■ **DESCRIPTION OF THE TASK**
Identify all lines of the data containing the string "管理平台" and copy them.

■ **TASK MATERIAL**

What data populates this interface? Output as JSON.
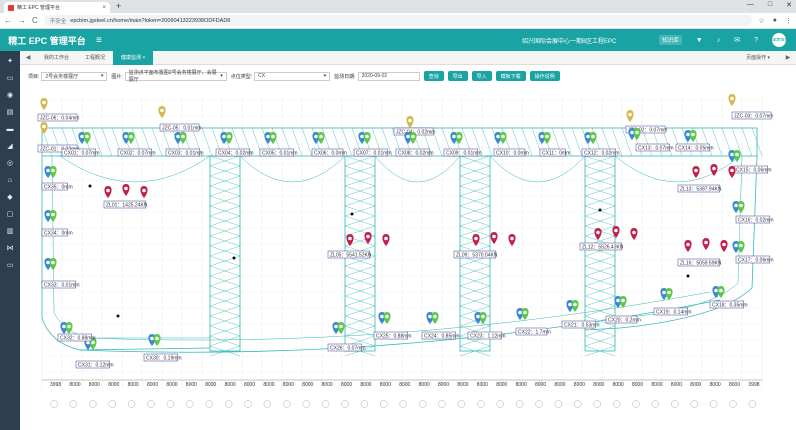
{
  "browser": {
    "tab_title": "精工 EPC 管理平台",
    "close": "×",
    "new_tab": "+",
    "minimize": "—",
    "maximize": "□",
    "win_close": "✕",
    "security": "不安全",
    "url": "epcbim.jgsteel.cn/home/main?token=20090413223938ODFDAD8",
    "back": "←",
    "forward": "→",
    "reload": "C",
    "star": "☆",
    "account": "●",
    "menu_dots": "⋮"
  },
  "header": {
    "app_title": "精工 EPC 管理平台",
    "menu_icon": "≡",
    "project": "绍兴国际会展中心一期B区工程EPC",
    "kb_label": "知识库",
    "username": "admin"
  },
  "sidebar": {
    "icons": [
      "pin-icon",
      "monitor-icon",
      "database-icon",
      "doc-icon",
      "tray-icon",
      "chart-icon",
      "db2-icon",
      "home-icon",
      "bell-icon",
      "desktop-icon",
      "bar-icon",
      "share-icon",
      "screen-icon"
    ]
  },
  "tabs": {
    "prev": "◀",
    "next": "▶",
    "items": [
      {
        "label": "我的工作台",
        "active": false
      },
      {
        "label": "工程概况",
        "active": false
      },
      {
        "label": "健康监测 ×",
        "active": true
      }
    ],
    "page_ops": "页面操作 ▾"
  },
  "filters": {
    "label_1": "项目:",
    "value_1": "2号会务楼展厅",
    "label_2": "图片:",
    "value_2": "监测点平面布置图2号会务楼展厅、会展展厅",
    "label_3": "点位类型:",
    "value_3": "CX",
    "label_4": "监测日期:",
    "value_4": "2020-09-02",
    "caret": "▾",
    "buttons": [
      "查询",
      "导出",
      "导入",
      "模板下载",
      "操作说明"
    ]
  },
  "colors": {
    "teal": "#1aa3a3",
    "sidebar": "#2c3e50",
    "pin_yellow": "#d4b84a",
    "pin_blue": "#3a86d8",
    "pin_green": "#5ac84a",
    "pin_red": "#c0204a",
    "truss": "#35b8b8"
  },
  "sensors": [
    {
      "text": "JZC-06：0.04mm",
      "type": "yellow"
    },
    {
      "text": "JZC-05：0.01mm",
      "type": "yellow"
    },
    {
      "text": "JZC-04：0.02mm",
      "type": "yellow"
    },
    {
      "text": "JZC-03：0.07mm",
      "type": "yellow"
    },
    {
      "text": "JZC-02：0.07mm",
      "type": "yellow"
    },
    {
      "text": "JZC-01：0.02mm",
      "type": "yellow"
    },
    {
      "text": "CX01：0.07mm",
      "type": "blue"
    },
    {
      "text": "CX02：0.07mm",
      "type": "blue"
    },
    {
      "text": "CX03：0.01mm",
      "type": "blue"
    },
    {
      "text": "CX04：0.02mm",
      "type": "blue"
    },
    {
      "text": "CX05：0.01mm",
      "type": "blue"
    },
    {
      "text": "CX06：0.0mm",
      "type": "blue"
    },
    {
      "text": "CX07：0.01mm",
      "type": "blue"
    },
    {
      "text": "CX08：0.02mm",
      "type": "blue"
    },
    {
      "text": "CX09：0.01mm",
      "type": "blue"
    },
    {
      "text": "CX10：0.0mm",
      "type": "blue"
    },
    {
      "text": "CX11：0mm",
      "type": "blue"
    },
    {
      "text": "CX12：0.02mm",
      "type": "blue"
    },
    {
      "text": "CX13：0.07mm",
      "type": "blue"
    },
    {
      "text": "CX14：0.05mm",
      "type": "blue"
    },
    {
      "text": "CX15：0.06mm",
      "type": "blue"
    },
    {
      "text": "CX16：0.02mm",
      "type": "blue"
    },
    {
      "text": "CX17：0.06mm",
      "type": "blue"
    },
    {
      "text": "CX18：0.35mm",
      "type": "blue"
    },
    {
      "text": "CX19：0.14mm",
      "type": "blue"
    },
    {
      "text": "CX20：0.2mm",
      "type": "blue"
    },
    {
      "text": "CX21：0.53mm",
      "type": "blue"
    },
    {
      "text": "CX22：1.7mm",
      "type": "blue"
    },
    {
      "text": "CX23：1.12mm",
      "type": "blue"
    },
    {
      "text": "CX24：0.85mm",
      "type": "blue"
    },
    {
      "text": "CX25：0.88mm",
      "type": "blue"
    },
    {
      "text": "CX26：0.07mm",
      "type": "blue"
    },
    {
      "text": "CX30：0.19mm",
      "type": "blue"
    },
    {
      "text": "CX31：0.12mm",
      "type": "blue"
    },
    {
      "text": "CX32：0.88mm",
      "type": "blue"
    },
    {
      "text": "CX33：0.01mm",
      "type": "blue"
    },
    {
      "text": "CX34：0mm",
      "type": "blue"
    },
    {
      "text": "CX35：0mm",
      "type": "blue"
    },
    {
      "text": "ZL01：1425.24KN",
      "type": "red"
    },
    {
      "text": "ZL05：5541.52KN",
      "type": "red"
    },
    {
      "text": "ZL09：5370.04KN",
      "type": "red"
    },
    {
      "text": "ZL12：5526.43KN",
      "type": "red"
    },
    {
      "text": "ZL13：5387.94KN",
      "type": "red"
    },
    {
      "text": "ZL16：5059.59KN",
      "type": "red"
    }
  ],
  "axis_labels": [
    "3998",
    "8000",
    "8000",
    "8000",
    "8000",
    "8000",
    "8000",
    "8000",
    "8000",
    "8000",
    "8000",
    "8000",
    "8000",
    "8000",
    "8000",
    "8000",
    "8000",
    "8000",
    "8000",
    "8000",
    "8000",
    "8000",
    "8000",
    "8000",
    "8000",
    "8000",
    "8000",
    "8000",
    "8000",
    "8000",
    "8000",
    "8000",
    "8000",
    "8000",
    "8000",
    "8000",
    "3998"
  ]
}
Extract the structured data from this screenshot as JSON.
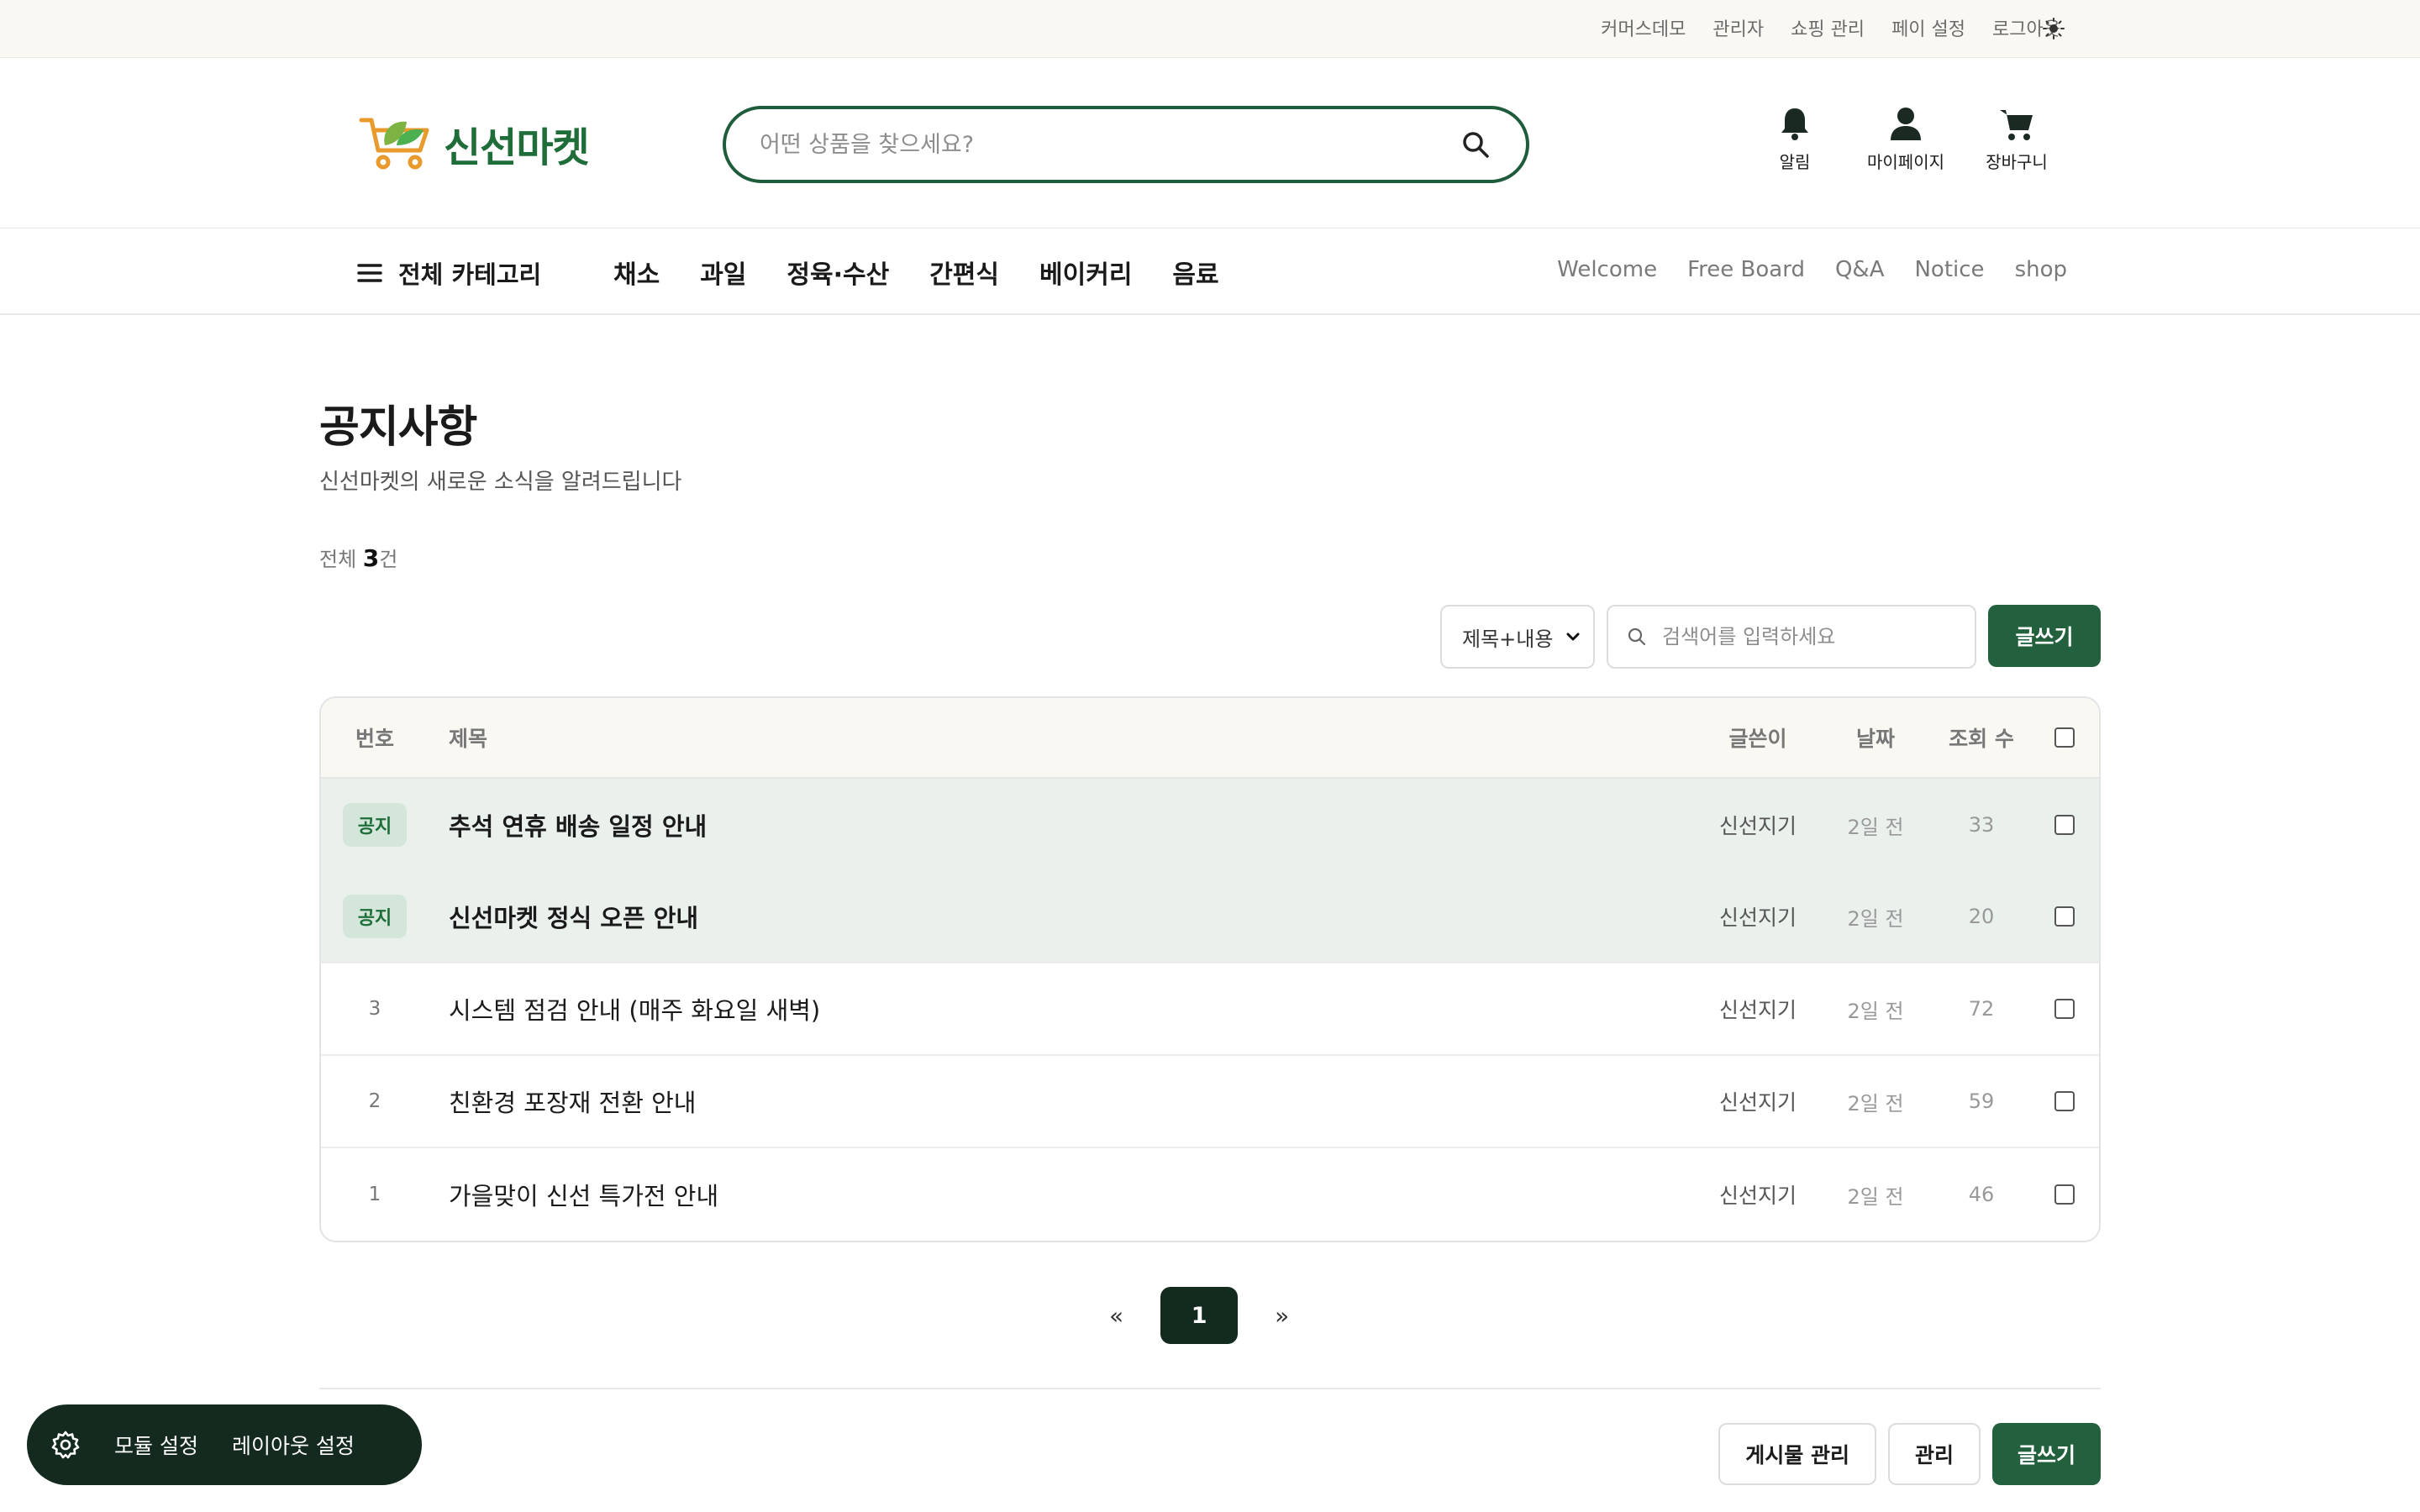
{
  "utility_links": [
    "커머스데모",
    "관리자",
    "쇼핑 관리",
    "페이 설정",
    "로그아웃"
  ],
  "logo": {
    "text": "신선마켓"
  },
  "header": {
    "search_placeholder": "어떤 상품을 찾으세요?",
    "icons": [
      {
        "label": "알림",
        "icon": "bell-icon"
      },
      {
        "label": "마이페이지",
        "icon": "user-icon"
      },
      {
        "label": "장바구니",
        "icon": "cart-icon"
      }
    ]
  },
  "nav": {
    "all_categories": "전체 카테고리",
    "categories": [
      "채소",
      "과일",
      "정육·수산",
      "간편식",
      "베이커리",
      "음료"
    ],
    "board_links": [
      "Welcome",
      "Free Board",
      "Q&A",
      "Notice",
      "shop"
    ]
  },
  "board": {
    "title": "공지사항",
    "subtitle": "신선마켓의 새로운 소식을 알려드립니다",
    "count_prefix": "전체 ",
    "count": "3",
    "count_suffix": "건",
    "search_select": "제목+내용",
    "search_placeholder": "검색어를 입력하세요",
    "write_label": "글쓰기",
    "columns": {
      "no": "번호",
      "title": "제목",
      "author": "글쓴이",
      "date": "날짜",
      "views": "조회 수"
    },
    "rows": [
      {
        "no": "공지",
        "title": "추석 연휴 배송 일정 안내",
        "author": "신선지기",
        "date": "2일 전",
        "views": "33"
      },
      {
        "no": "공지",
        "title": "신선마켓 정식 오픈 안내",
        "author": "신선지기",
        "date": "2일 전",
        "views": "20"
      },
      {
        "no": "3",
        "title": "시스템 점검 안내 (매주 화요일 새벽)",
        "author": "신선지기",
        "date": "2일 전",
        "views": "72"
      },
      {
        "no": "2",
        "title": "친환경 포장재 전환 안내",
        "author": "신선지기",
        "date": "2일 전",
        "views": "59"
      },
      {
        "no": "1",
        "title": "가을맞이 신선 특가전 안내",
        "author": "신선지기",
        "date": "2일 전",
        "views": "46"
      }
    ]
  },
  "pagination": {
    "prev": "«",
    "current": "1",
    "next": "»"
  },
  "bottom_buttons": {
    "manage_posts": "게시물 관리",
    "manage": "관리",
    "write": "글쓰기"
  },
  "floating": {
    "module_settings": "모듈 설정",
    "layout_settings": "레이아웃 설정"
  },
  "colors": {
    "brand": "#1f6e3a",
    "primary_button": "#23613e",
    "notice_row": "#eaf1ed",
    "dark": "#142a1e"
  }
}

■ **RESULT OF THE EXERCISE**
    "tab_title": "精工 EPC 管理平台",
    "app_title": "精工 EPC 管理平台",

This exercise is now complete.